> _SET TASK_:
Copy out every record below, word for word.
--- START OF DATA FOR THIS EXERCISE ---
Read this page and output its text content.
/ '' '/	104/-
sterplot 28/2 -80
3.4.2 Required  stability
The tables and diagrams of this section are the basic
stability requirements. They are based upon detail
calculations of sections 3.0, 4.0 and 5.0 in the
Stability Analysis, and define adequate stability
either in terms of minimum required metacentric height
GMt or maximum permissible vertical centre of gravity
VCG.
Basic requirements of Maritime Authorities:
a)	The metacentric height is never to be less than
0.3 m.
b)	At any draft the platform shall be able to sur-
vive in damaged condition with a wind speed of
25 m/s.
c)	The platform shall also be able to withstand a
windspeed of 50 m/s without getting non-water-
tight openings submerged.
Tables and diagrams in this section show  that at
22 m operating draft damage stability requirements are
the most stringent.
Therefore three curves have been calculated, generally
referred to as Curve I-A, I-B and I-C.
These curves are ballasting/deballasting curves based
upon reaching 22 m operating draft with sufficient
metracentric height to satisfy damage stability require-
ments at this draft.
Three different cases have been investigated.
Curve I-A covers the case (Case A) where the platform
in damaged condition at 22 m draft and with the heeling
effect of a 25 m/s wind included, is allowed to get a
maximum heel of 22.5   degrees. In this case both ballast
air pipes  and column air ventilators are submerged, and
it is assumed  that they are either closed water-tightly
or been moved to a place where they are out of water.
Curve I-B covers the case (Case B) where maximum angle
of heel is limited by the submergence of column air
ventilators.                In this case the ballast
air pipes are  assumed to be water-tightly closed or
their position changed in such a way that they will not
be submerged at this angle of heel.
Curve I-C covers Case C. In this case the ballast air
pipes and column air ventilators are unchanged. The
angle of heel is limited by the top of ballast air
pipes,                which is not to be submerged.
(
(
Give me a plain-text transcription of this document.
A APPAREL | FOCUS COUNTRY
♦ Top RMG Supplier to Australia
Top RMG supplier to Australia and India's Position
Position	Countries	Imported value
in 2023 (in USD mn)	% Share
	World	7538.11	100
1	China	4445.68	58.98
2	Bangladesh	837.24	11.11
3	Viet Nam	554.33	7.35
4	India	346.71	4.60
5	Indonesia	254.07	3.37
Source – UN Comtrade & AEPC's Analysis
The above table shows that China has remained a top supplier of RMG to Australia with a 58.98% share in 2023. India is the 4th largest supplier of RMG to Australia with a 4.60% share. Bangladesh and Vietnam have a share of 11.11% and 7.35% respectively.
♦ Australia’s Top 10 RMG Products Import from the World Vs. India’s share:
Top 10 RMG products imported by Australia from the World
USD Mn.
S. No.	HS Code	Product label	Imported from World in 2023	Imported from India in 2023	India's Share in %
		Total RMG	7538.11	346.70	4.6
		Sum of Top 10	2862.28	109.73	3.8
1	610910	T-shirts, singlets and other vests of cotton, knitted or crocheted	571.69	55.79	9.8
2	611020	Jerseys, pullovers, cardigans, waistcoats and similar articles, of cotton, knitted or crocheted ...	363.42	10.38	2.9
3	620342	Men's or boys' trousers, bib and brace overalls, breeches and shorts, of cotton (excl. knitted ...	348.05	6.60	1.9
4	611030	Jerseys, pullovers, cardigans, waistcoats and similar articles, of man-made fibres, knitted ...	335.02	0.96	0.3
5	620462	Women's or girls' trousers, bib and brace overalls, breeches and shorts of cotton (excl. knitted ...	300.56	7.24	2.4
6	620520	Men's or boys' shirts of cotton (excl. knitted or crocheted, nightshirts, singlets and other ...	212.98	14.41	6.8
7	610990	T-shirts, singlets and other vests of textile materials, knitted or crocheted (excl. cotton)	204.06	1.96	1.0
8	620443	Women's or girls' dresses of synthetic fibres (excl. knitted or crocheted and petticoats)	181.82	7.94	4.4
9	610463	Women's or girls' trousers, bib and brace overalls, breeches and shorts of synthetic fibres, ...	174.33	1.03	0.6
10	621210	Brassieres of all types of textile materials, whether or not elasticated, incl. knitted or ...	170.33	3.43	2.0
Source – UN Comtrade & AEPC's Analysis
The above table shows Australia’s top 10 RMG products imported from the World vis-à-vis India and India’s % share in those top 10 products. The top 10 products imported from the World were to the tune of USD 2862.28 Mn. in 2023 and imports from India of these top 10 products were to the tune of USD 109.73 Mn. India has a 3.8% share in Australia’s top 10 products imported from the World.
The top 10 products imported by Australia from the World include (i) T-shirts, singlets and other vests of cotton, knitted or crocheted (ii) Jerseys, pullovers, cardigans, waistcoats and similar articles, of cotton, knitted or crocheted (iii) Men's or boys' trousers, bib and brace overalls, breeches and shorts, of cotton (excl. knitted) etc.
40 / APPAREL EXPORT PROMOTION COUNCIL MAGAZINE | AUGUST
--- END OF DATA FOR THIS EXERCISE ---
> _RIGHT ANSWER_:
Read this page and output its text content.
/ '' '/	104/-
sterplot 28/2 -80
3.4.2 Required  stability
The tables and diagrams of this section are the basic
stability requirements. They are based upon detail
calculations of sections 3.0, 4.0 and 5.0 in the
Stability Analysis, and define adequate stability
either in terms of minimum required metacentric height
GMt or maximum permissible vertical centre of gravity
VCG.
Basic requirements of Maritime Authorities:
a)	The metacentric height is never to be less than
0.3 m.
b)	At any draft the platform shall be able to sur-
vive in damaged condition with a wind speed of
25 m/s.
c)	The platform shall also be able to withstand a
windspeed of 50 m/s without getting non-water-
tight openings submerged.
Tables and diagrams in this section show  that at
22 m operating draft damage stability requirements are
the most stringent.
Therefore three curves have been calculated, generally
referred to as Curve I-A, I-B and I-C.
These curves are ballasting/deballasting curves based
upon reaching 22 m operating draft with sufficient
metracentric height to satisfy damage stability require-
ments at this draft.
Three different cases have been investigated.
Curve I-A covers the case (Case A) where the platform
in damaged condition at 22 m draft and with the heeling
effect of a 25 m/s wind included, is allowed to get a
maximum heel of 22.5   degrees. In this case both ballast
air pipes  and column air ventilators are submerged, and
it is assumed  that they are either closed water-tightly
or been moved to a place where they are out of water.
Curve I-B covers the case (Case B) where maximum angle
of heel is limited by the submergence of column air
ventilators.                In this case the ballast
air pipes are  assumed to be water-tightly closed or
their position changed in such a way that they will not
be submerged at this angle of heel.
Curve I-C covers Case C. In this case the ballast air
pipes and column air ventilators are unchanged. The
angle of heel is limited by the top of ballast air
pipes,                which is not to be submerged.
(
(
Give me a plain-text transcription of this document.
A APPAREL | FOCUS COUNTRY
♦ Top RMG Supplier to Australia
Top RMG supplier to Australia and India's Position
Position	Countries	Imported value
in 2023 (in USD mn)	% Share
	World	7538.11	100
1	China	4445.68	58.98
2	Bangladesh	837.24	11.11
3	Viet Nam	554.33	7.35
4	India	346.71	4.60
5	Indonesia	254.07	3.37
Source – UN Comtrade & AEPC's Analysis
The above table shows that China has remained a top supplier of RMG to Australia with a 58.98% share in 2023. India is the 4th largest supplier of RMG to Australia with a 4.60% share. Bangladesh and Vietnam have a share of 11.11% and 7.35% respectively.
♦ Australia’s Top 10 RMG Products Import from the World Vs. India’s share:
Top 10 RMG products imported by Australia from the World
USD Mn.
S. No.	HS Code	Product label	Imported from World in 2023	Imported from India in 2023	India's Share in %
		Total RMG	7538.11	346.70	4.6
		Sum of Top 10	2862.28	109.73	3.8
1	610910	T-shirts, singlets and other vests of cotton, knitted or crocheted	571.69	55.79	9.8
2	611020	Jerseys, pullovers, cardigans, waistcoats and similar articles, of cotton, knitted or crocheted ...	363.42	10.38	2.9
3	620342	Men's or boys' trousers, bib and brace overalls, breeches and shorts, of cotton (excl. knitted ...	348.05	6.60	1.9
4	611030	Jerseys, pullovers, cardigans, waistcoats and similar articles, of man-made fibres, knitted ...	335.02	0.96	0.3
5	620462	Women's or girls' trousers, bib and brace overalls, breeches and shorts of cotton (excl. knitted ...	300.56	7.24	2.4
6	620520	Men's or boys' shirts of cotton (excl. knitted or crocheted, nightshirts, singlets and other ...	212.98	14.41	6.8
7	610990	T-shirts, singlets and other vests of textile materials, knitted or crocheted (excl. cotton)	204.06	1.96	1.0
8	620443	Women's or girls' dresses of synthetic fibres (excl. knitted or crocheted and petticoats)	181.82	7.94	4.4
9	610463	Women's or girls' trousers, bib and brace overalls, breeches and shorts of synthetic fibres, ...	174.33	1.03	0.6
10	621210	Brassieres of all types of textile materials, whether or not elasticated, incl. knitted or ...	170.33	3.43	2.0
Source – UN Comtrade & AEPC's Analysis
The above table shows Australia’s top 10 RMG products imported from the World vis-à-vis India and India’s % share in those top 10 products. The top 10 products imported from the World were to the tune of USD 2862.28 Mn. in 2023 and imports from India of these top 10 products were to the tune of USD 109.73 Mn. India has a 3.8% share in Australia’s top 10 products imported from the World.
The top 10 products imported by Australia from the World include (i) T-shirts, singlets and other vests of cotton, knitted or crocheted (ii) Jerseys, pullovers, cardigans, waistcoats and similar articles, of cotton, knitted or crocheted (iii) Men's or boys' trousers, bib and brace overalls, breeches and shorts, of cotton (excl. knitted) etc.
40 / APPAREL EXPORT PROMOTION COUNCIL MAGAZINE | AUGUST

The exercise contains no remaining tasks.